Return every record below exactly as written, but leave out the pictures.
+++ Records shown +++
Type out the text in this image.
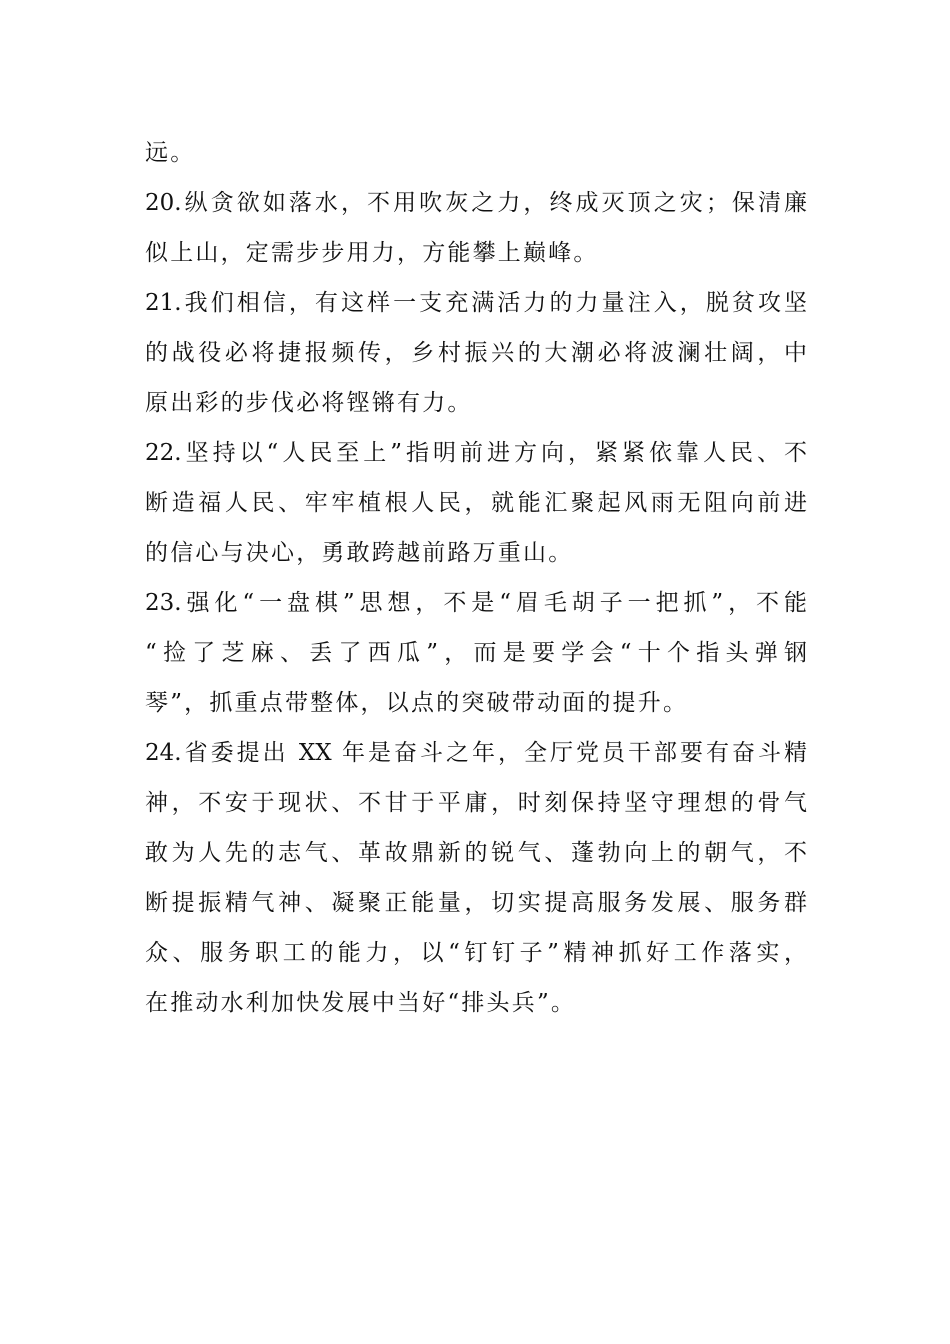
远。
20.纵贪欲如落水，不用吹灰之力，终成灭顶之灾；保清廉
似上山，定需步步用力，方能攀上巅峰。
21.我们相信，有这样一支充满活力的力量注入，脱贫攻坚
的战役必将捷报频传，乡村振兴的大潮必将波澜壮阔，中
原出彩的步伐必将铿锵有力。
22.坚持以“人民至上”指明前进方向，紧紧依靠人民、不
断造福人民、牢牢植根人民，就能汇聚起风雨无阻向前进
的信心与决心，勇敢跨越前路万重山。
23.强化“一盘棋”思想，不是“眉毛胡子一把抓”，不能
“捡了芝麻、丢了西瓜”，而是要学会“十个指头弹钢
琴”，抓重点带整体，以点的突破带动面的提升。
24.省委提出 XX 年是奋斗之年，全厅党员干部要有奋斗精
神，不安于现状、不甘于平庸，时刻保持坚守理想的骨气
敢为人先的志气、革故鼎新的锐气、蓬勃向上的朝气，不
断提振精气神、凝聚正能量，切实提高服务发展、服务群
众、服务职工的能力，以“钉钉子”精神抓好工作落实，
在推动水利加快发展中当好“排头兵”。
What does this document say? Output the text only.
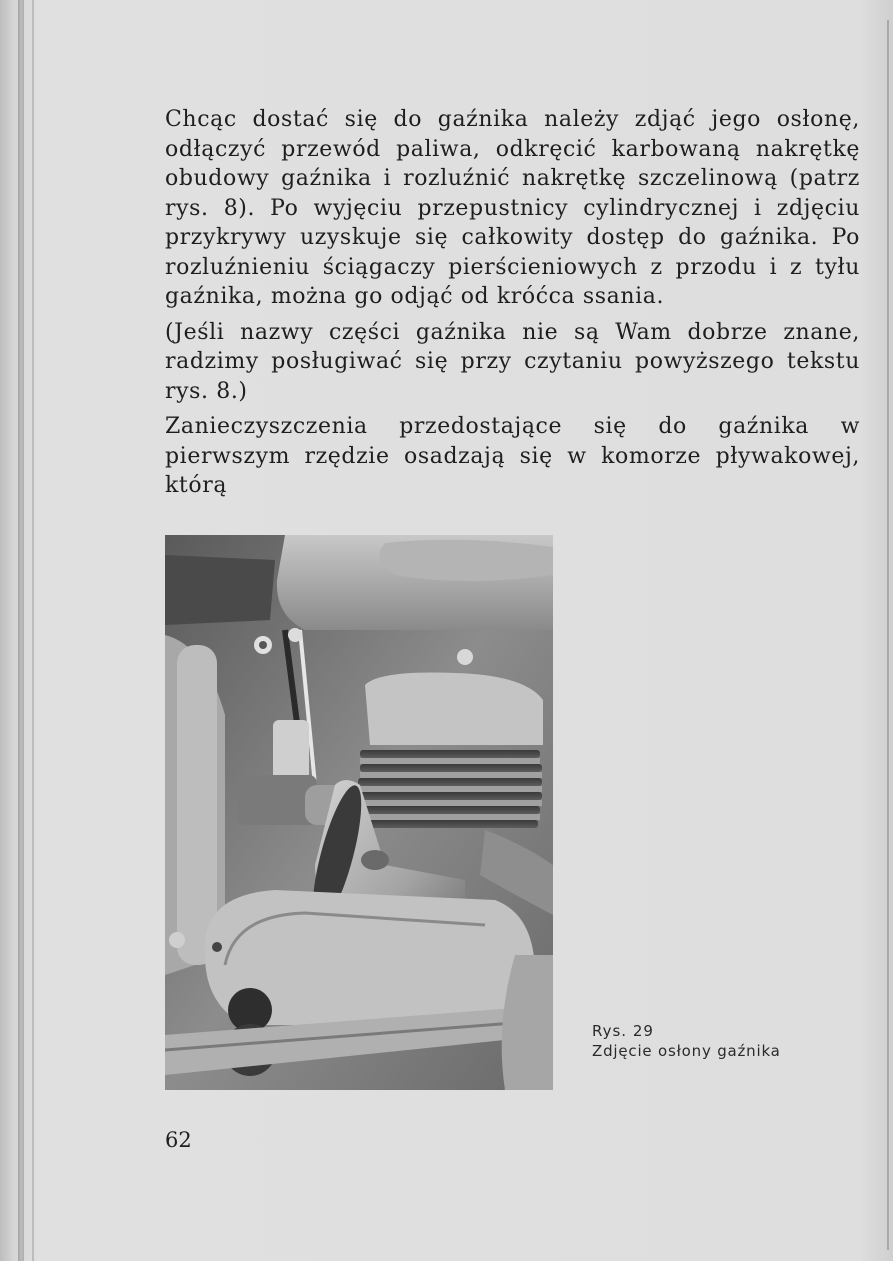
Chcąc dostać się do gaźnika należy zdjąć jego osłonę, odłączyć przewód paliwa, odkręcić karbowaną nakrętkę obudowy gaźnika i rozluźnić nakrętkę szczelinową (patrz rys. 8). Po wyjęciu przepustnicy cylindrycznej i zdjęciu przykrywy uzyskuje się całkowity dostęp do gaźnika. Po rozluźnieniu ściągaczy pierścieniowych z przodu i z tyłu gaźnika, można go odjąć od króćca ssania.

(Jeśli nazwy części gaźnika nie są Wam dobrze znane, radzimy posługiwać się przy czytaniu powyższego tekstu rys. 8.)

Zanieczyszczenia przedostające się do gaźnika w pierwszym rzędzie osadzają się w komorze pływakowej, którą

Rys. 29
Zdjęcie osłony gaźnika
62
+++
### Full answer
Type out the text in this image.
远。
20.纵贪欲如落水，不用吹灰之力，终成灭顶之灾；保清廉
似上山，定需步步用力，方能攀上巅峰。
21.我们相信，有这样一支充满活力的力量注入，脱贫攻坚
的战役必将捷报频传，乡村振兴的大潮必将波澜壮阔，中
原出彩的步伐必将铿锵有力。
22.坚持以“人民至上”指明前进方向，紧紧依靠人民、不
断造福人民、牢牢植根人民，就能汇聚起风雨无阻向前进
的信心与决心，勇敢跨越前路万重山。
23.强化“一盘棋”思想，不是“眉毛胡子一把抓”，不能
“捡了芝麻、丢了西瓜”，而是要学会“十个指头弹钢
琴”，抓重点带整体，以点的突破带动面的提升。
24.省委提出 XX 年是奋斗之年，全厅党员干部要有奋斗精
神，不安于现状、不甘于平庸，时刻保持坚守理想的骨气
敢为人先的志气、革故鼎新的锐气、蓬勃向上的朝气，不
断提振精气神、凝聚正能量，切实提高服务发展、服务群
众、服务职工的能力，以“钉钉子”精神抓好工作落实，
在推动水利加快发展中当好“排头兵”。
What does this document say? Output the text only.
Chcąc dostać się do gaźnika należy zdjąć jego osłonę, odłączyć przewód paliwa, odkręcić karbowaną nakrętkę obudowy gaźnika i rozluźnić nakrętkę szczelinową (patrz rys. 8). Po wyjęciu przepustnicy cylindrycznej i zdjęciu przykrywy uzyskuje się całkowity dostęp do gaźnika. Po rozluźnieniu ściągaczy pierścieniowych z przodu i z tyłu gaźnika, można go odjąć od króćca ssania.

(Jeśli nazwy części gaźnika nie są Wam dobrze znane, radzimy posługiwać się przy czytaniu powyższego tekstu rys. 8.)

Zanieczyszczenia przedostające się do gaźnika w pierwszym rzędzie osadzają się w komorze pływakowej, którą

Rys. 29
Zdjęcie osłony gaźnika
62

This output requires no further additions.